Figure data in JSON
--- Begin ---

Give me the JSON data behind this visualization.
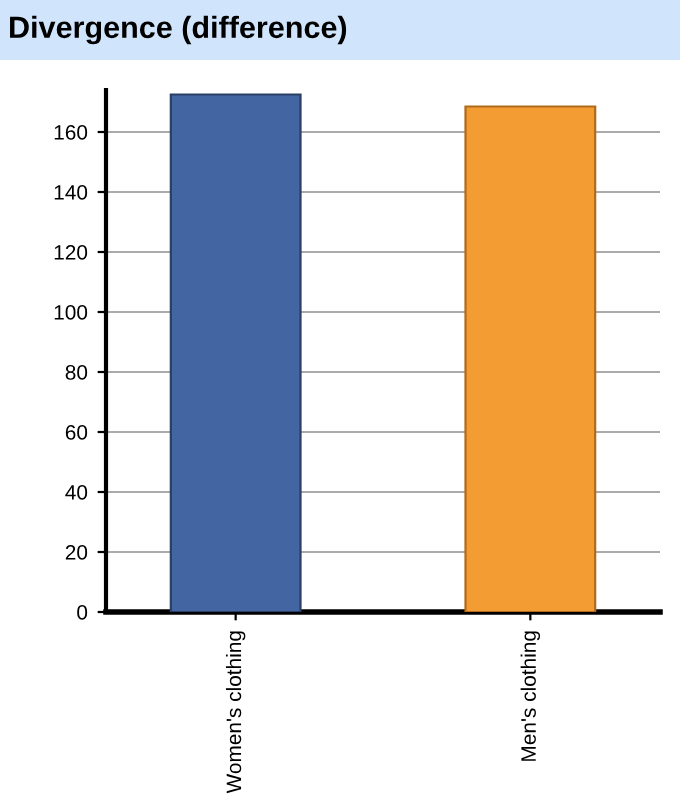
{
  "chart_data": {
    "type": "bar",
    "title": "Divergence (difference)",
    "categories": [
      "Women's clothing",
      "Men's clothing"
    ],
    "values": [
      172.5,
      168.5
    ],
    "colors": [
      "#4366a3",
      "#f39c34"
    ],
    "ylim": [
      0,
      174
    ],
    "yticks": [
      0,
      20,
      40,
      60,
      80,
      100,
      120,
      140,
      160
    ],
    "grid": "y",
    "legend": false
  }
}
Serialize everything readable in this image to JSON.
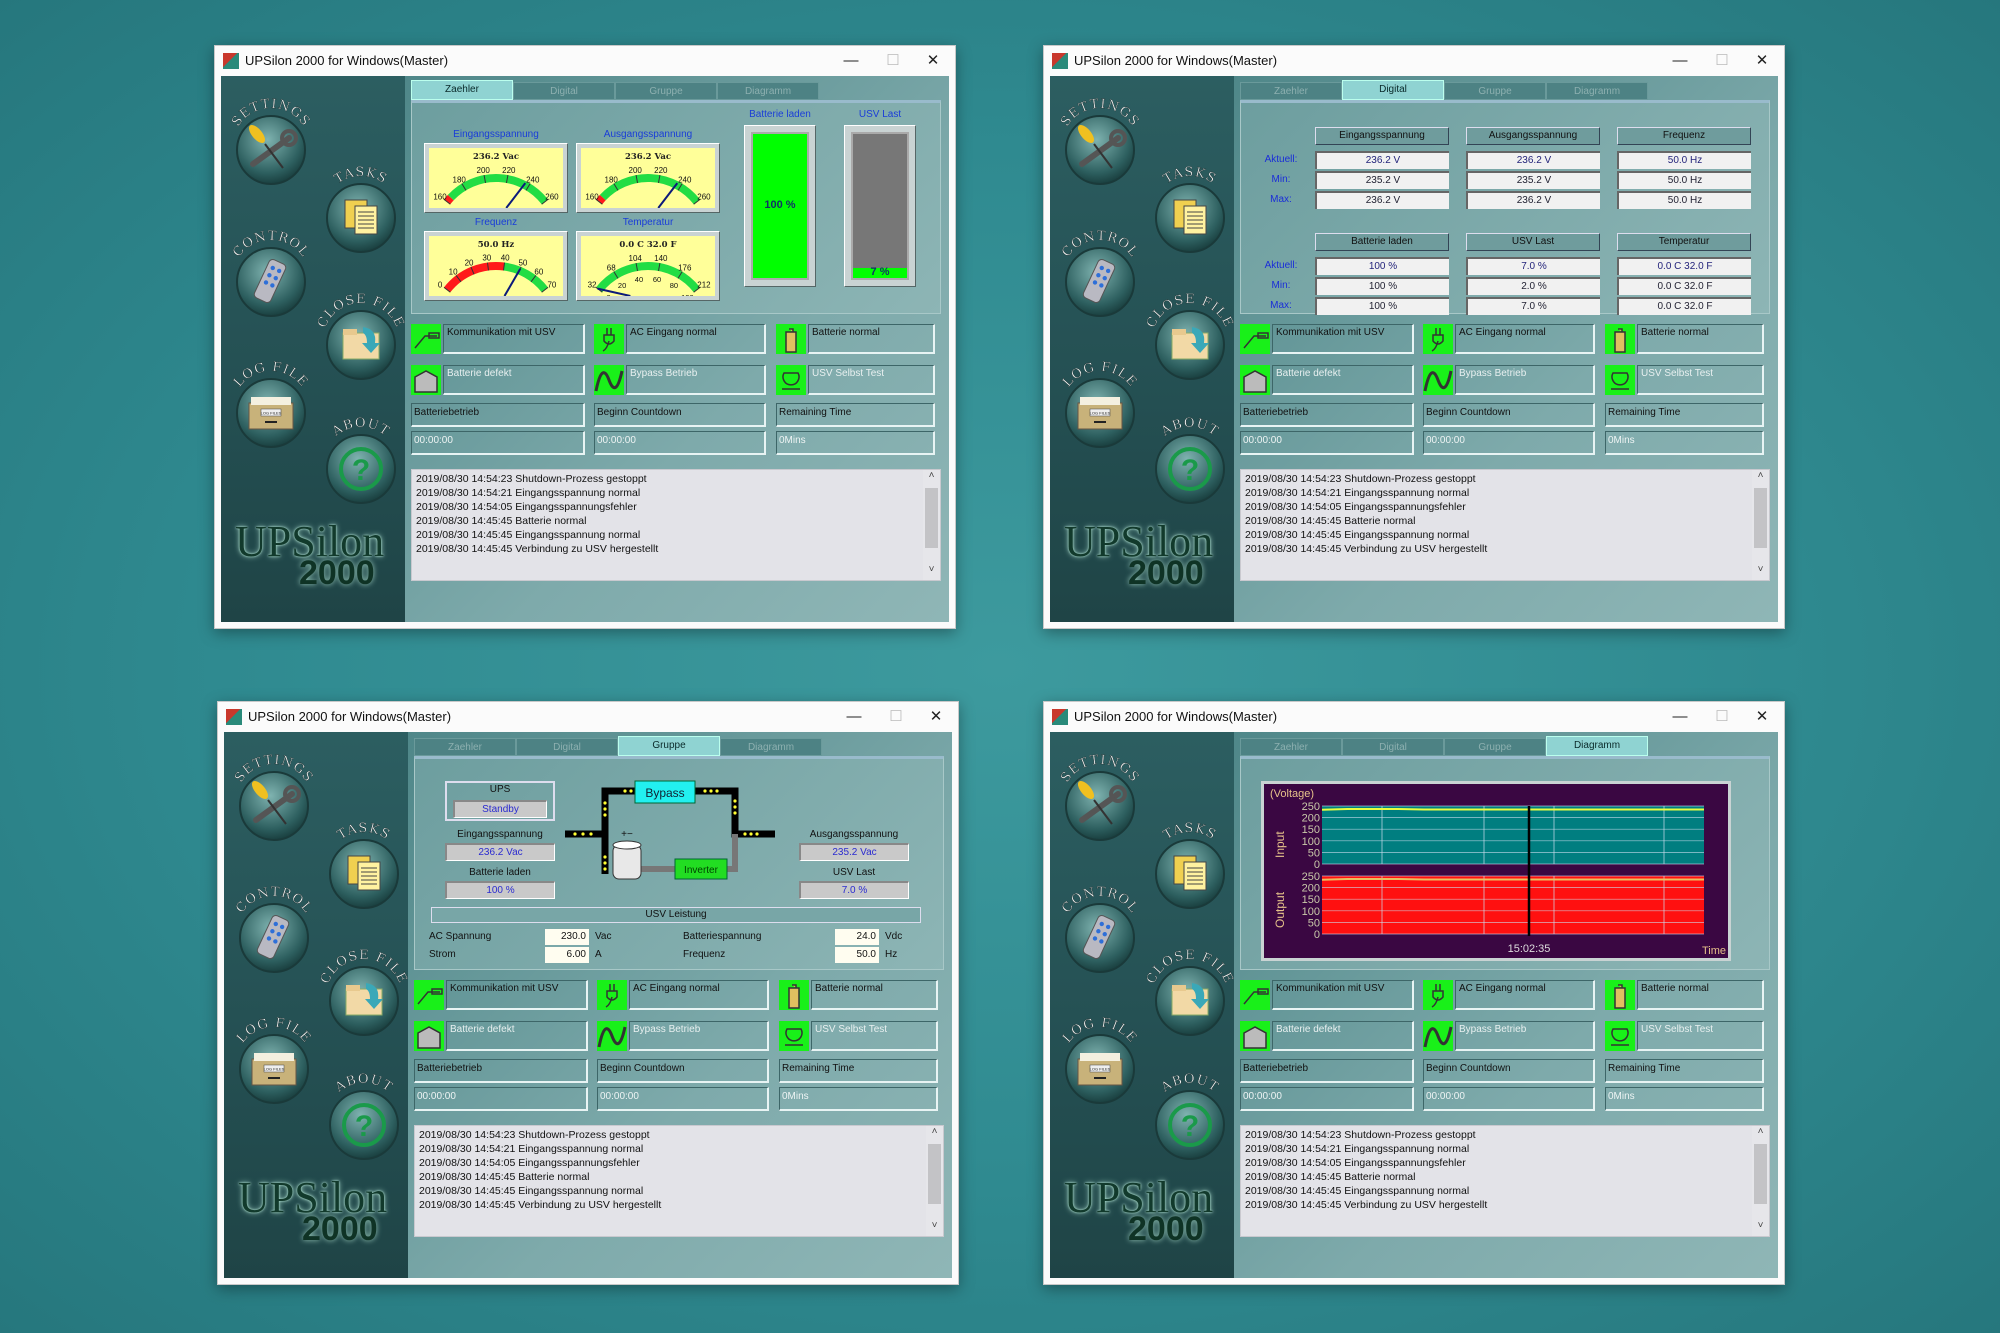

--- End ---

# Written request
Using the material above, retype each entry exactly and omit the pictures.

# Final result
Give me the JSON data behind this visualization.
{
  "chart_data": {
    "type": "bar",
    "title": "Divergence (difference)",
    "categories": [
      "Women's clothing",
      "Men's clothing"
    ],
    "values": [
      172.5,
      168.5
    ],
    "colors": [
      "#4366a3",
      "#f39c34"
    ],
    "ylim": [
      0,
      174
    ],
    "yticks": [
      0,
      20,
      40,
      60,
      80,
      100,
      120,
      140,
      160
    ],
    "grid": "y",
    "legend": false
  }
}
Serialize everything readable in this image to JSON.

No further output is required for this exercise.